start Supplied records

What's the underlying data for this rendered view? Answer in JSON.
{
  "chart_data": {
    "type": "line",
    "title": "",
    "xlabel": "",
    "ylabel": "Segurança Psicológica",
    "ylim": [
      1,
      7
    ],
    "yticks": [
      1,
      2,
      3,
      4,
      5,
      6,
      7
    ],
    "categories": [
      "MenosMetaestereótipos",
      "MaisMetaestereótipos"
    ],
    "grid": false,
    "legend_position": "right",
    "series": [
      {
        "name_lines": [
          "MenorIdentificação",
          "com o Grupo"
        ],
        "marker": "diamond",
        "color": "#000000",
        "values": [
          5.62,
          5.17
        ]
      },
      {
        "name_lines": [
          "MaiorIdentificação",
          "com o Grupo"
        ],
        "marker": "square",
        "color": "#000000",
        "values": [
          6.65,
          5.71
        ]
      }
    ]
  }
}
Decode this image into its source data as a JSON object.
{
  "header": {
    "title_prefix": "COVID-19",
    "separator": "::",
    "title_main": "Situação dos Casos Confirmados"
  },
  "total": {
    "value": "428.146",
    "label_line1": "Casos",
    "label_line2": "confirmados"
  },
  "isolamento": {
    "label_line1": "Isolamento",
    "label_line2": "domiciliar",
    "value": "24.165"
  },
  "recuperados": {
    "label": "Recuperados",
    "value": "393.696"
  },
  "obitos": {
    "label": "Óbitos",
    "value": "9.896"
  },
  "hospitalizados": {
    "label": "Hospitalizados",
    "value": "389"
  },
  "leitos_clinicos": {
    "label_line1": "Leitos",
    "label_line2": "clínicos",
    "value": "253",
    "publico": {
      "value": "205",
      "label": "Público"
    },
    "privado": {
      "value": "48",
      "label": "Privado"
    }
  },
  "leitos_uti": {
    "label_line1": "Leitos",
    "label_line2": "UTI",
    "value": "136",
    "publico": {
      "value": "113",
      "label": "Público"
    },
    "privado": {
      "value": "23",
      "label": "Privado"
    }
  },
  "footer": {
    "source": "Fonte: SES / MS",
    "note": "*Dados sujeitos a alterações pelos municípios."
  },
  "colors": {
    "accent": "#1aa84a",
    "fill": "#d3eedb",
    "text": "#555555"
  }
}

end Supplied records

* [Given request]:
Write out the full set of records exactly as given.

* [Exercise output]:
What's the underlying data for this rendered view? Answer in JSON.
{
  "chart_data": {
    "type": "line",
    "title": "",
    "xlabel": "",
    "ylabel": "Segurança Psicológica",
    "ylim": [
      1,
      7
    ],
    "yticks": [
      1,
      2,
      3,
      4,
      5,
      6,
      7
    ],
    "categories": [
      "MenosMetaestereótipos",
      "MaisMetaestereótipos"
    ],
    "grid": false,
    "legend_position": "right",
    "series": [
      {
        "name_lines": [
          "MenorIdentificação",
          "com o Grupo"
        ],
        "marker": "diamond",
        "color": "#000000",
        "values": [
          5.62,
          5.17
        ]
      },
      {
        "name_lines": [
          "MaiorIdentificação",
          "com o Grupo"
        ],
        "marker": "square",
        "color": "#000000",
        "values": [
          6.65,
          5.71
        ]
      }
    ]
  }
}
Decode this image into its source data as a JSON object.
{
  "header": {
    "title_prefix": "COVID-19",
    "separator": "::",
    "title_main": "Situação dos Casos Confirmados"
  },
  "total": {
    "value": "428.146",
    "label_line1": "Casos",
    "label_line2": "confirmados"
  },
  "isolamento": {
    "label_line1": "Isolamento",
    "label_line2": "domiciliar",
    "value": "24.165"
  },
  "recuperados": {
    "label": "Recuperados",
    "value": "393.696"
  },
  "obitos": {
    "label": "Óbitos",
    "value": "9.896"
  },
  "hospitalizados": {
    "label": "Hospitalizados",
    "value": "389"
  },
  "leitos_clinicos": {
    "label_line1": "Leitos",
    "label_line2": "clínicos",
    "value": "253",
    "publico": {
      "value": "205",
      "label": "Público"
    },
    "privado": {
      "value": "48",
      "label": "Privado"
    }
  },
  "leitos_uti": {
    "label_line1": "Leitos",
    "label_line2": "UTI",
    "value": "136",
    "publico": {
      "value": "113",
      "label": "Público"
    },
    "privado": {
      "value": "23",
      "label": "Privado"
    }
  },
  "footer": {
    "source": "Fonte: SES / MS",
    "note": "*Dados sujeitos a alterações pelos municípios."
  },
  "colors": {
    "accent": "#1aa84a",
    "fill": "#d3eedb",
    "text": "#555555"
  }
}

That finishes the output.